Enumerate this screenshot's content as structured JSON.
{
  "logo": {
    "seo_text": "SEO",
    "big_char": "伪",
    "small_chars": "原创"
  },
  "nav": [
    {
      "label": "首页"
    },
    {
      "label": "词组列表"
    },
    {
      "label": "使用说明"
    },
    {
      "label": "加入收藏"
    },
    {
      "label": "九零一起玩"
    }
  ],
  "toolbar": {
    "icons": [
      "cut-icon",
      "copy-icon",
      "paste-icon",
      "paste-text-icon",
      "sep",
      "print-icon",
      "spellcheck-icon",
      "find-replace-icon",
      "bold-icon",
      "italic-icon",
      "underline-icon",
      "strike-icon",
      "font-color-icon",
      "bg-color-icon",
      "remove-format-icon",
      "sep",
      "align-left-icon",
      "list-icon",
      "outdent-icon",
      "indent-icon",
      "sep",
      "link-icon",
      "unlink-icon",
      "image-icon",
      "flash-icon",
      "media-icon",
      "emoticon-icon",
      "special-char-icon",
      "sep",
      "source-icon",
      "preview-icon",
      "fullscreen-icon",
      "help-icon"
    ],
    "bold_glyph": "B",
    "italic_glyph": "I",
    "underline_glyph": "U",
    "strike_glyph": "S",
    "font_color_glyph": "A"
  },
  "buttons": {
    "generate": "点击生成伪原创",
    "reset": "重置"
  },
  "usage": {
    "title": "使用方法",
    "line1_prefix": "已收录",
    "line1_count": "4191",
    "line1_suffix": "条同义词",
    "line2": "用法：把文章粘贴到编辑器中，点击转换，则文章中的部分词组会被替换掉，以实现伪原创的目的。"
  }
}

— EXERCISE GOAL —
Produce a verbatim transcription of the entries above.

— EXERCISE RESPONSE —
Enumerate this screenshot's content as structured JSON.
{
  "logo": {
    "seo_text": "SEO",
    "big_char": "伪",
    "small_chars": "原创"
  },
  "nav": [
    {
      "label": "首页"
    },
    {
      "label": "词组列表"
    },
    {
      "label": "使用说明"
    },
    {
      "label": "加入收藏"
    },
    {
      "label": "九零一起玩"
    }
  ],
  "toolbar": {
    "icons": [
      "cut-icon",
      "copy-icon",
      "paste-icon",
      "paste-text-icon",
      "sep",
      "print-icon",
      "spellcheck-icon",
      "find-replace-icon",
      "bold-icon",
      "italic-icon",
      "underline-icon",
      "strike-icon",
      "font-color-icon",
      "bg-color-icon",
      "remove-format-icon",
      "sep",
      "align-left-icon",
      "list-icon",
      "outdent-icon",
      "indent-icon",
      "sep",
      "link-icon",
      "unlink-icon",
      "image-icon",
      "flash-icon",
      "media-icon",
      "emoticon-icon",
      "special-char-icon",
      "sep",
      "source-icon",
      "preview-icon",
      "fullscreen-icon",
      "help-icon"
    ],
    "bold_glyph": "B",
    "italic_glyph": "I",
    "underline_glyph": "U",
    "strike_glyph": "S",
    "font_color_glyph": "A"
  },
  "buttons": {
    "generate": "点击生成伪原创",
    "reset": "重置"
  },
  "usage": {
    "title": "使用方法",
    "line1_prefix": "已收录",
    "line1_count": "4191",
    "line1_suffix": "条同义词",
    "line2": "用法：把文章粘贴到编辑器中，点击转换，则文章中的部分词组会被替换掉，以实现伪原创的目的。"
  }
}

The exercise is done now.